■ Set task: Beneath this task is a listing. State how many of its lines include the string "content", giving nothing but the number.

__________________________________________________

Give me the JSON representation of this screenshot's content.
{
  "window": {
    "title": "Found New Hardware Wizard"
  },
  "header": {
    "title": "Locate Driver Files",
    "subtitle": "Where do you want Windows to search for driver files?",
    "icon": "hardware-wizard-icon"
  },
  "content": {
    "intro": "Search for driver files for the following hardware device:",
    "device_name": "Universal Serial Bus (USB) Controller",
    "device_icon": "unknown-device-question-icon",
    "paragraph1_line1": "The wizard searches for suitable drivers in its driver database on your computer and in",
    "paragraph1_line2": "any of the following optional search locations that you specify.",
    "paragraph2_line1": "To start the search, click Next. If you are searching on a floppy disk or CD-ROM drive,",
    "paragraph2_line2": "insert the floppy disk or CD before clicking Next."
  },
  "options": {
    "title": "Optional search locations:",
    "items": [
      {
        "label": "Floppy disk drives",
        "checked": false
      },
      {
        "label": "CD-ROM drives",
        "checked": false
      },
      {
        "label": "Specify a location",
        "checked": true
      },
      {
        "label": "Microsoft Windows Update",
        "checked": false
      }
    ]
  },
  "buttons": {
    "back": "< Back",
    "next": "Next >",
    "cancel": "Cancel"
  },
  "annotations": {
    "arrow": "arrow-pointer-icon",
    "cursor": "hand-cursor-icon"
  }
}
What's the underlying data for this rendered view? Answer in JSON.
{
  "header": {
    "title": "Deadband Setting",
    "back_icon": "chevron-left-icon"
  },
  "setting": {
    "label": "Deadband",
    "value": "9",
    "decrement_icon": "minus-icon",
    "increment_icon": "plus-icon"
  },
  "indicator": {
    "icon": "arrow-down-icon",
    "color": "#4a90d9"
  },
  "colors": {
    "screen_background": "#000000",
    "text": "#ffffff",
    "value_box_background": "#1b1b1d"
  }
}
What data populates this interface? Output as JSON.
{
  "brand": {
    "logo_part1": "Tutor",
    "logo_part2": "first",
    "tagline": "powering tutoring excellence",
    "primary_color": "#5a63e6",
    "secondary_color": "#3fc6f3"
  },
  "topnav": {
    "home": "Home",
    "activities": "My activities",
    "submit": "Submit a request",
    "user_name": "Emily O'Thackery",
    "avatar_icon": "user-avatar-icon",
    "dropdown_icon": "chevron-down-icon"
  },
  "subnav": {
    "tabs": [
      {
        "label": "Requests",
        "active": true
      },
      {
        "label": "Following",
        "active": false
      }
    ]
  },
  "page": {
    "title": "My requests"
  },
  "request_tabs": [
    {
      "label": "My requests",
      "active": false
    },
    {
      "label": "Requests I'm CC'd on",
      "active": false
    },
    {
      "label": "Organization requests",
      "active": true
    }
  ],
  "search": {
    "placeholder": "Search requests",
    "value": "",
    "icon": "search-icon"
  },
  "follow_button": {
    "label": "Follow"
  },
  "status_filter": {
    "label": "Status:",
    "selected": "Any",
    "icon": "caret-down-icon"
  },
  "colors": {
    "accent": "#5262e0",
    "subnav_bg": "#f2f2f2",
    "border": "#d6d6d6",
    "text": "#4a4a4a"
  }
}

__________________________________________________

■ Task response: 2